▸ Work instructions: Copy out all of the following material line for line, with no changes.

───── Material provided ─────

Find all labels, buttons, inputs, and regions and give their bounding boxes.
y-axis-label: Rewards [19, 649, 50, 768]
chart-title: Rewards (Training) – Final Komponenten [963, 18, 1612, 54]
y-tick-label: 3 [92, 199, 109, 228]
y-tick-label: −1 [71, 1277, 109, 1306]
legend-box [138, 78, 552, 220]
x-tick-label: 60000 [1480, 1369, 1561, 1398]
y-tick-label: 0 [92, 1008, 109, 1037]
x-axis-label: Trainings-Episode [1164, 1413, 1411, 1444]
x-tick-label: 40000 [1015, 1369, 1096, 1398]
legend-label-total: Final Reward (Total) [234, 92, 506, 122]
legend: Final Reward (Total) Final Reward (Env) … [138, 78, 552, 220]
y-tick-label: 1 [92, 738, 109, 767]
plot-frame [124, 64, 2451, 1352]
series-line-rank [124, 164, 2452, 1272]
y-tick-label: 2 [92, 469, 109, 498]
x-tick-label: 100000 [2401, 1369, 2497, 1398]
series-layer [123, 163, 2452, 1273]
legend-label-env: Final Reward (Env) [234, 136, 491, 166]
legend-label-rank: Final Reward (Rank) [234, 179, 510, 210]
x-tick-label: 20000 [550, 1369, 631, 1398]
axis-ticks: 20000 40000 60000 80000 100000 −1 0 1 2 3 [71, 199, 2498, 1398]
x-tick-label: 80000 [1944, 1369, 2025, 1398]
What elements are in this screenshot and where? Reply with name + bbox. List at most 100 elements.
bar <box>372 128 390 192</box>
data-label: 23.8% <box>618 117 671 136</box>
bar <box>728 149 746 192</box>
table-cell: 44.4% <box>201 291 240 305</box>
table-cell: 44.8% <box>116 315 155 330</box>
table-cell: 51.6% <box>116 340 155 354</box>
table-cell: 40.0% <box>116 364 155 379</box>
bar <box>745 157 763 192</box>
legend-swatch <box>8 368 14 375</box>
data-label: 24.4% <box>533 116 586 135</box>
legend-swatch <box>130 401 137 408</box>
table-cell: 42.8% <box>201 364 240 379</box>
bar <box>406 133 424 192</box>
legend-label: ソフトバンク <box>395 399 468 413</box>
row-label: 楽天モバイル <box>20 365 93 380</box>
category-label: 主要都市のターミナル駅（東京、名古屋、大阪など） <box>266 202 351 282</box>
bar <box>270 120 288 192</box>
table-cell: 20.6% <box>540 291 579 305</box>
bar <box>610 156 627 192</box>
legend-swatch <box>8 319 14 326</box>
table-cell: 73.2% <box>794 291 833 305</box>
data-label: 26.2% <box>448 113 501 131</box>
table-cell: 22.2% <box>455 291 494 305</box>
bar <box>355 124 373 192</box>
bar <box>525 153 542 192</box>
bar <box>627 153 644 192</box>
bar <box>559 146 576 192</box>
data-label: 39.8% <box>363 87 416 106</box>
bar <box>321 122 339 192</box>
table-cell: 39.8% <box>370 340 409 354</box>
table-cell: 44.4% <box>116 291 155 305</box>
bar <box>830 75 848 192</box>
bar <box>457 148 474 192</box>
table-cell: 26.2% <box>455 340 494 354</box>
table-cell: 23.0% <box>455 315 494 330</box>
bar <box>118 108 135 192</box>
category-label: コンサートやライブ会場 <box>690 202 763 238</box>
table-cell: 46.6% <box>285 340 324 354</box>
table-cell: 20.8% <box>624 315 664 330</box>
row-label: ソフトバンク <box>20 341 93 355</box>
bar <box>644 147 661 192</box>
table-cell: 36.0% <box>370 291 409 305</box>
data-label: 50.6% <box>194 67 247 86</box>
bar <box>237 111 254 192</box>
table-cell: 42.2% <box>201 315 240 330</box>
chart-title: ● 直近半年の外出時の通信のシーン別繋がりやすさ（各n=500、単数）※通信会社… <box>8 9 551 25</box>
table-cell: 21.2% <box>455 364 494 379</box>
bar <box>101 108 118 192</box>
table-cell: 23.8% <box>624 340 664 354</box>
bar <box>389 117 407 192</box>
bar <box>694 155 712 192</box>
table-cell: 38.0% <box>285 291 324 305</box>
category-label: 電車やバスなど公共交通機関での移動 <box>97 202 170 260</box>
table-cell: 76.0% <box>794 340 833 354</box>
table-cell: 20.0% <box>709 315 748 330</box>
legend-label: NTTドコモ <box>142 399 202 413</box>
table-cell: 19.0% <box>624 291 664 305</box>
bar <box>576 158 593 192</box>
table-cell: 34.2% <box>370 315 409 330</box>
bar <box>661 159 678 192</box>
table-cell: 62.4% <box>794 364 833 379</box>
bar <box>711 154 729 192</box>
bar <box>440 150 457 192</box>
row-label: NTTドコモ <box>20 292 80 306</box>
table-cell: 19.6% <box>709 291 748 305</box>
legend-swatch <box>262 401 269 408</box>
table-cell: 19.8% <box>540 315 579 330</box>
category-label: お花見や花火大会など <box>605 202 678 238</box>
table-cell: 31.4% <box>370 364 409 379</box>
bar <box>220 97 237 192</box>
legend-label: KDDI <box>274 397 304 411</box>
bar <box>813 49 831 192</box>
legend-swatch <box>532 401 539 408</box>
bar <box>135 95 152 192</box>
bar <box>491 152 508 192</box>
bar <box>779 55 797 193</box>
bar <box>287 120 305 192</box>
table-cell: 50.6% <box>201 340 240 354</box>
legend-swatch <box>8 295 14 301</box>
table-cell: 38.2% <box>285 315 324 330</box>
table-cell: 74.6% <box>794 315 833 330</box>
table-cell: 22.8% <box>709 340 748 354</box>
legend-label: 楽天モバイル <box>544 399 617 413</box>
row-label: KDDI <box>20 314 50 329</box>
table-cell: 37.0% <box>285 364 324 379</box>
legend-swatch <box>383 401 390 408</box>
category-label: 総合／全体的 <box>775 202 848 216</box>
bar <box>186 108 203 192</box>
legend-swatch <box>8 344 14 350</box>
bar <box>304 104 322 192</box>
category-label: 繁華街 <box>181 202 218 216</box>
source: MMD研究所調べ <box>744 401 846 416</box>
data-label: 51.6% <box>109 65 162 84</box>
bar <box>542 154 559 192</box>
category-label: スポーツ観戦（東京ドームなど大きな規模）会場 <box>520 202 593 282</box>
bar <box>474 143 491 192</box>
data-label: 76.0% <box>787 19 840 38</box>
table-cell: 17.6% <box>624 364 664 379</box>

─────

▸ Reply to the exercise:
Find all labels, buttons, inputs, and regions and give their bounding boxes.
y-axis-label: Rewards [19, 649, 50, 768]
chart-title: Rewards (Training) – Final Komponenten [963, 18, 1612, 54]
y-tick-label: 3 [92, 199, 109, 228]
y-tick-label: −1 [71, 1277, 109, 1306]
legend-box [138, 78, 552, 220]
x-tick-label: 60000 [1480, 1369, 1561, 1398]
y-tick-label: 0 [92, 1008, 109, 1037]
x-axis-label: Trainings-Episode [1164, 1413, 1411, 1444]
x-tick-label: 40000 [1015, 1369, 1096, 1398]
legend-label-total: Final Reward (Total) [234, 92, 506, 122]
legend: Final Reward (Total) Final Reward (Env) … [138, 78, 552, 220]
y-tick-label: 1 [92, 738, 109, 767]
plot-frame [124, 64, 2451, 1352]
series-line-rank [124, 164, 2452, 1272]
y-tick-label: 2 [92, 469, 109, 498]
x-tick-label: 100000 [2401, 1369, 2497, 1398]
series-layer [123, 163, 2452, 1273]
legend-label-env: Final Reward (Env) [234, 136, 491, 166]
legend-label-rank: Final Reward (Rank) [234, 179, 510, 210]
x-tick-label: 20000 [550, 1369, 631, 1398]
axis-ticks: 20000 40000 60000 80000 100000 −1 0 1 2 3 [71, 199, 2498, 1398]
x-tick-label: 80000 [1944, 1369, 2025, 1398]
What elements are in this screenshot and where? Reply with name + bbox. List at most 100 elements.
bar <box>372 128 390 192</box>
data-label: 23.8% <box>618 117 671 136</box>
bar <box>728 149 746 192</box>
table-cell: 44.4% <box>201 291 240 305</box>
table-cell: 44.8% <box>116 315 155 330</box>
table-cell: 51.6% <box>116 340 155 354</box>
table-cell: 40.0% <box>116 364 155 379</box>
bar <box>745 157 763 192</box>
legend-swatch <box>8 368 14 375</box>
data-label: 24.4% <box>533 116 586 135</box>
legend-swatch <box>130 401 137 408</box>
table-cell: 42.8% <box>201 364 240 379</box>
bar <box>406 133 424 192</box>
legend-label: ソフトバンク <box>395 399 468 413</box>
row-label: 楽天モバイル <box>20 365 93 380</box>
category-label: 主要都市のターミナル駅（東京、名古屋、大阪など） <box>266 202 351 282</box>
bar <box>270 120 288 192</box>
table-cell: 20.6% <box>540 291 579 305</box>
bar <box>610 156 627 192</box>
legend-swatch <box>8 319 14 326</box>
table-cell: 73.2% <box>794 291 833 305</box>
data-label: 26.2% <box>448 113 501 131</box>
table-cell: 22.2% <box>455 291 494 305</box>
bar <box>355 124 373 192</box>
bar <box>525 153 542 192</box>
bar <box>627 153 644 192</box>
bar <box>559 146 576 192</box>
data-label: 39.8% <box>363 87 416 106</box>
bar <box>321 122 339 192</box>
table-cell: 39.8% <box>370 340 409 354</box>
table-cell: 44.4% <box>116 291 155 305</box>
bar <box>830 75 848 192</box>
bar <box>457 148 474 192</box>
table-cell: 26.2% <box>455 340 494 354</box>
table-cell: 23.0% <box>455 315 494 330</box>
bar <box>118 108 135 192</box>
category-label: コンサートやライブ会場 <box>690 202 763 238</box>
table-cell: 46.6% <box>285 340 324 354</box>
table-cell: 20.8% <box>624 315 664 330</box>
row-label: ソフトバンク <box>20 341 93 355</box>
bar <box>644 147 661 192</box>
table-cell: 36.0% <box>370 291 409 305</box>
data-label: 50.6% <box>194 67 247 86</box>
bar <box>237 111 254 192</box>
table-cell: 42.2% <box>201 315 240 330</box>
chart-title: ● 直近半年の外出時の通信のシーン別繋がりやすさ（各n=500、単数）※通信会社… <box>8 9 551 25</box>
table-cell: 21.2% <box>455 364 494 379</box>
bar <box>101 108 118 192</box>
table-cell: 23.8% <box>624 340 664 354</box>
bar <box>389 117 407 192</box>
bar <box>694 155 712 192</box>
table-cell: 38.0% <box>285 291 324 305</box>
category-label: 電車やバスなど公共交通機関での移動 <box>97 202 170 260</box>
table-cell: 76.0% <box>794 340 833 354</box>
table-cell: 20.0% <box>709 315 748 330</box>
legend-label: NTTドコモ <box>142 399 202 413</box>
table-cell: 19.0% <box>624 291 664 305</box>
bar <box>576 158 593 192</box>
table-cell: 34.2% <box>370 315 409 330</box>
bar <box>661 159 678 192</box>
table-cell: 62.4% <box>794 364 833 379</box>
bar <box>711 154 729 192</box>
bar <box>440 150 457 192</box>
row-label: NTTドコモ <box>20 292 80 306</box>
table-cell: 19.6% <box>709 291 748 305</box>
legend-swatch <box>262 401 269 408</box>
table-cell: 19.8% <box>540 315 579 330</box>
category-label: お花見や花火大会など <box>605 202 678 238</box>
table-cell: 31.4% <box>370 364 409 379</box>
bar <box>220 97 237 192</box>
legend-label: KDDI <box>274 397 304 411</box>
bar <box>813 49 831 192</box>
legend-swatch <box>532 401 539 408</box>
bar <box>135 95 152 192</box>
bar <box>491 152 508 192</box>
bar <box>779 55 797 193</box>
bar <box>287 120 305 192</box>
table-cell: 50.6% <box>201 340 240 354</box>
legend-swatch <box>8 295 14 301</box>
table-cell: 38.2% <box>285 315 324 330</box>
table-cell: 74.6% <box>794 315 833 330</box>
table-cell: 22.8% <box>709 340 748 354</box>
legend-label: 楽天モバイル <box>544 399 617 413</box>
row-label: KDDI <box>20 314 50 329</box>
table-cell: 37.0% <box>285 364 324 379</box>
legend-swatch <box>383 401 390 408</box>
category-label: 総合／全体的 <box>775 202 848 216</box>
bar <box>186 108 203 192</box>
legend-swatch <box>8 344 14 350</box>
bar <box>304 104 322 192</box>
category-label: 繁華街 <box>181 202 218 216</box>
source: MMD研究所調べ <box>744 401 846 416</box>
data-label: 51.6% <box>109 65 162 84</box>
bar <box>542 154 559 192</box>
category-label: スポーツ観戦（東京ドームなど大きな規模）会場 <box>520 202 593 282</box>
bar <box>474 143 491 192</box>
data-label: 76.0% <box>787 19 840 38</box>
table-cell: 17.6% <box>624 364 664 379</box>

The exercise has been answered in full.